Goal 1 » In the rows below, turn the lines from the one containing "scan-speck: [296, 143, 299, 145]" through the one containing "banquet-heading: THE BANQUET.: [97, 426, 635, 441]" into a JSON list of strings, one string per line, with blank lines omitted.

===== Excerpted text =====

The hill work is what builds:
- uphill endurance
- pacing tolerance
- leg-specific strength endurance
- descent durability
- confidence under fatigue
Hill Specs
- ~500 ft elevation gain per lap
- repeatable
- perfect for progression
Effort Definitions
Easy
Conversational pace You can talk in full sentences
Moderate
Purposeful, sustainable pace Breathing elevated, still controlled
Hard
Strong steady uphill effort You can speak only short phrases, but this is not a sprint
Descent Rule
Descend under control. Do not bomb the downhill and trash your quads.
Weekly Vertical Progression
Week 1
Goal: restart clean after vacation without destroying your legs
- Easy day: 1–2 laps
- Moderate day: 2 laps
- Hard day: 2–3 laps
- Long day: 4 laps
Weekly total target: 4,500–5,500 ft
Week 2
Goal: establish rhythm and increase work capacity
- Easy day: 1–2 laps
- Moderate day: 2–3 laps
- Hard day: 3 laps
- Long day: 5 laps
Weekly total target: 5,500–6,500 ft
Week 3
Goal: strongest mountain-specific build week
- Easy day: 1–2 laps
- Moderate day: 3 laps
- Hard day: 3–4 laps
- Long day: 6 laps
Weekly total target: 6,500–7,500 ft
Week 4
Goal: peak specificity without digging a hole
- Easy day: 1–2 laps
- Moderate day: 3 laps
- Hard day: 4 laps
- Long day: 6–7 laps
Weekly total target: 7,500–8,500 ft
Final 6 Days
Goal: hold readiness and reduce fatigue
- 2–3 short hill sessions
- mostly 1–2 laps
- one moderate session of 2–3 laps
- no big long day
Hard Hill Session Template
Use once per week.

===== Task data =====

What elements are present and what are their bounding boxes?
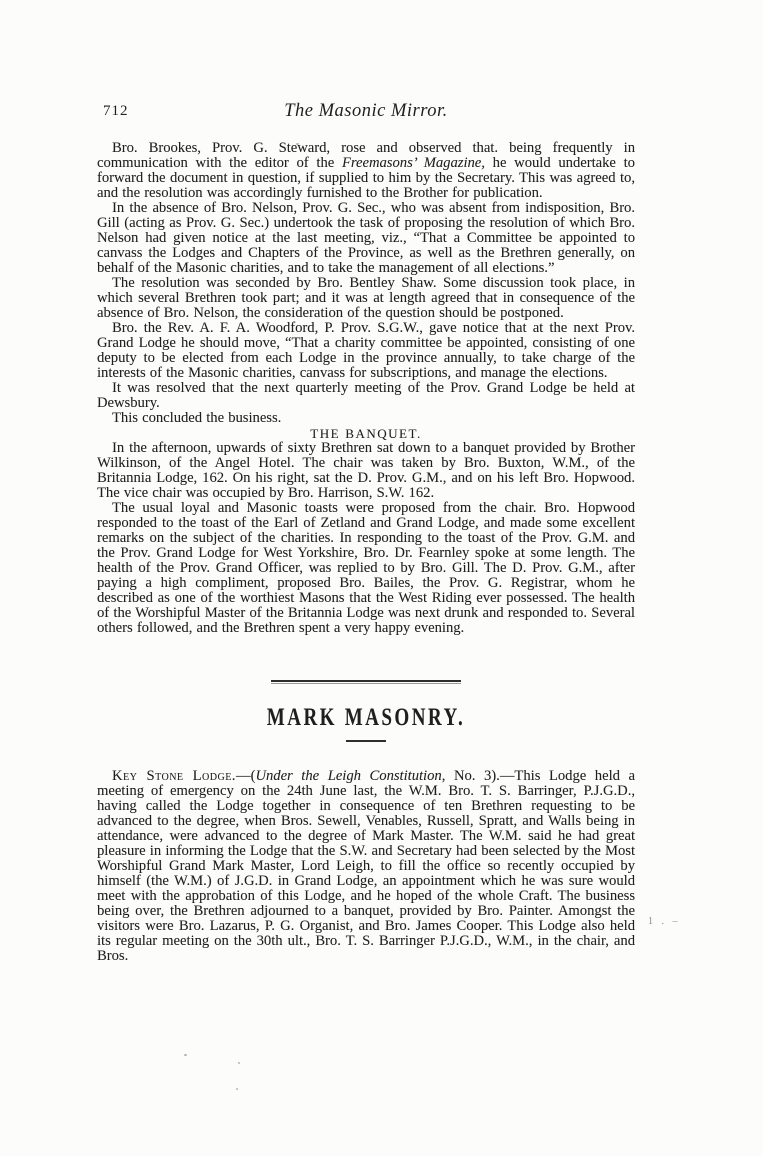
scan-speck: [296, 143, 299, 145]
paragraph-woodford-notice: Bro. the Rev. A. F. A. Woodford, P. Prov…: [97, 321, 635, 381]
section-divider-rule: [271, 680, 461, 684]
scanned-page: 712 The Masonic Mirror. Bro. Brookes, Pr…: [0, 0, 763, 1156]
key-stone-dash: —(: [236, 768, 255, 784]
page-number: 712: [103, 103, 129, 120]
scan-artifact-mark: 1 . –: [648, 916, 681, 927]
paragraph-brookes: Bro. Brookes, Prov. G. Steward, rose and…: [97, 141, 635, 201]
paragraph-banquet-chairs: In the afternoon, upwards of sixty Breth…: [97, 441, 635, 501]
freemasons-magazine-italic: Freemasons’ Magazine,: [342, 155, 485, 171]
paragraph-key-stone-lodge: Key Stone Lodge.—(Under the Leigh Consti…: [97, 769, 635, 964]
journal-title: The Masonic Mirror.: [97, 101, 635, 122]
paragraph-banquet-toasts: The usual loyal and Masonic toasts were …: [97, 501, 635, 636]
article-body: Bro. Brookes, Prov. G. Steward, rose and…: [97, 141, 635, 964]
heading-underline-rule: [346, 740, 386, 742]
key-stone-body: This Lodge held a meeting of emergency o…: [97, 768, 635, 964]
banquet-heading: THE BANQUET.: [97, 426, 635, 441]
leigh-constitution-italic: Under the Leigh Constitution: [255, 768, 441, 784]
key-stone-after-italic: , No. 3).—: [442, 768, 515, 784]
mark-masonry-heading: MARK MASONRY.: [97, 707, 635, 727]
text-block: 712 The Masonic Mirror. Bro. Brookes, Pr…: [97, 0, 635, 964]
scan-speck: [236, 1088, 238, 1090]
page-header: 712 The Masonic Mirror.: [97, 101, 635, 123]
scan-speck: [238, 1062, 240, 1064]
paragraph-concluded: This concluded the business.: [97, 411, 635, 426]
paragraph-bentley-shaw: The resolution was seconded by Bro. Bent…: [97, 276, 635, 321]
paragraph-gill-resolution: In the absence of Bro. Nelson, Prov. G. …: [97, 201, 635, 276]
lodge-name-smallcaps: Key Stone Lodge.: [112, 768, 236, 784]
scan-speck: [184, 1054, 187, 1056]
paragraph-dewsbury: It was resolved that the next quarterly …: [97, 381, 635, 411]
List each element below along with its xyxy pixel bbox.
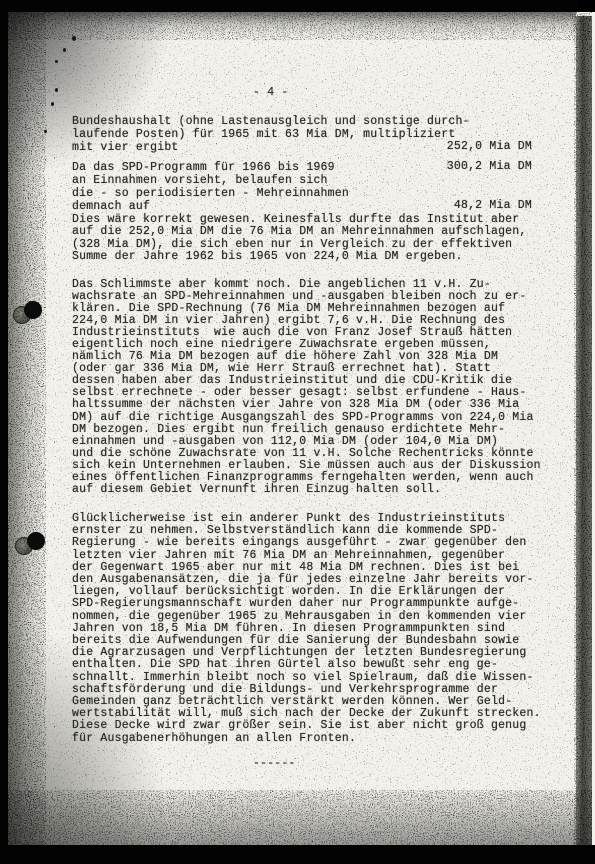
ledger-row: Da das SPD-Programm für 1966 bis 1969300…: [72, 157, 532, 170]
text-line: eines öffentlichen Finanzprogramms ferng…: [72, 472, 550, 484]
paragraph-growth-rate-critique: Das Schlimmste aber kommt noch. Die ange…: [72, 279, 550, 496]
text-line: auf diesem Gebiet Vernunft ihren Einzug …: [72, 484, 550, 496]
budget-ledger-block: Bundeshaushalt (ohne Lastenausgleich und…: [72, 111, 532, 211]
ledger-row: Bundeshaushalt (ohne Lastenausgleich und…: [72, 111, 532, 124]
text-line: für Ausgabenerhöhungen an allen Fronten.: [72, 733, 550, 745]
ledger-row: mit vier ergibt252,0 Mia DM: [72, 137, 532, 150]
text-line: Regierung - wie bereits eingangs ausgefü…: [72, 537, 550, 549]
text-line: Diese Decke wird zwar größer sein. Sie i…: [72, 720, 550, 732]
document-content: - 4 - Bundeshaushalt (ohne Lastenausglei…: [0, 0, 595, 864]
scan-border-left: [0, 0, 8, 864]
ledger-row: die - so periodisierten - Mehreinnahmen: [72, 183, 532, 196]
page-number: - 4 -: [253, 86, 289, 99]
text-line: SPD-Regierungsmannschaft wurden daher nu…: [72, 598, 550, 610]
text-line: DM bezogen. Dies ergibt nun freilich gen…: [72, 424, 550, 436]
ledger-row: an Einnahmen vorsieht, belaufen sich: [72, 170, 532, 183]
text-line: schnallt. Immerhin bleibt noch so viel S…: [72, 672, 550, 684]
scan-border-top: [0, 0, 578, 12]
text-line: DM) auf die richtige Ausgangszahl des SP…: [72, 412, 550, 424]
scan-border-bottom: [0, 845, 595, 864]
scanned-document-page: - 4 - Bundeshaushalt (ohne Lastenausglei…: [0, 0, 595, 864]
ledger-row: laufende Posten) für 1965 mit 63 Mia DM,…: [72, 124, 532, 137]
text-line: sich kein Unternehmen erlauben. Sie müss…: [72, 460, 550, 472]
text-line: haltssumme der nächsten vier Jahre von 3…: [72, 399, 550, 411]
text-line: Summe der Jahre 1962 bis 1965 von 224,0 …: [72, 251, 550, 263]
text-line: auf die 252,0 Mia DM die 76 Mia DM an Me…: [72, 226, 550, 238]
ledger-text: mit vier ergibt: [72, 141, 179, 154]
text-line: einnahmen und -ausgaben von 112,0 Mia DM…: [72, 436, 550, 448]
text-line: nommen, die gegenüber 1965 zu Mehrausgab…: [72, 611, 550, 623]
ledger-text: demnach auf: [72, 200, 150, 213]
paragraph-spd-program-points: Glücklicherweise ist ein anderer Punkt d…: [72, 513, 550, 745]
text-line: enthalten. Die SPD hat ihren Gürtel also…: [72, 659, 550, 671]
end-divider: ------: [253, 757, 296, 770]
ledger-amount: 252,0 Mia DM: [447, 140, 532, 153]
ledger-amount: 48,2 Mia DM: [454, 199, 532, 212]
text-line: und die schöne Zuwachsrate von 11 v.H. S…: [72, 448, 550, 460]
paragraph-recalculation: Dies wäre korrekt gewesen. Keinesfalls d…: [72, 214, 550, 263]
text-line: letzten vier Jahren mit 76 Mia DM an Meh…: [72, 550, 550, 562]
ledger-row: demnach auf48,2 Mia DM: [72, 196, 532, 209]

=====

Goal 2 » According to the hill training plan above, what does the hill work build?

Reply 1 »
[
  "scan-speck: [296, 143, 299, 145]",
  "paragraph-woodford-notice: Bro. the Rev. A. F. A. Woodford, P. Prov…: [97, 321, 635, 381]",
  "section-divider-rule: [271, 680, 461, 684]",
  "scanned-page: 712 The Masonic Mirror. Bro. Brookes, Pr…: [0, 0, 763, 1156]",
  "key-stone-dash: —(: [236, 768, 255, 784]",
  "page-number: 712: [103, 103, 129, 120]",
  "scan-artifact-mark: 1 . –: [648, 916, 681, 927]",
  "paragraph-brookes: Bro. Brookes, Prov. G. Steward, rose and…: [97, 141, 635, 201]",
  "paragraph-banquet-chairs: In the afternoon, upwards of sixty Breth…: [97, 441, 635, 501]",
  "freemasons-magazine-italic: Freemasons’ Magazine,: [342, 155, 485, 171]",
  "paragraph-key-stone-lodge: Key Stone Lodge.—(Under the Leigh Consti…: [97, 769, 635, 964]",
  "journal-title: The Masonic Mirror.: [97, 101, 635, 122]",
  "paragraph-banquet-toasts: The usual loyal and Masonic toasts were …: [97, 501, 635, 636]",
  "article-body: Bro. Brookes, Prov. G. Steward, rose and…: [97, 141, 635, 964]",
  "heading-underline-rule: [346, 740, 386, 742]",
  "key-stone-body: This Lodge held a meeting of emergency o…: [97, 768, 635, 964]",
  "banquet-heading: THE BANQUET.: [97, 426, 635, 441]"
]

Reply 2 »
- uphill endurance
- pacing tolerance
- leg-specific strength endurance
- descent durability
- confidence under fatigue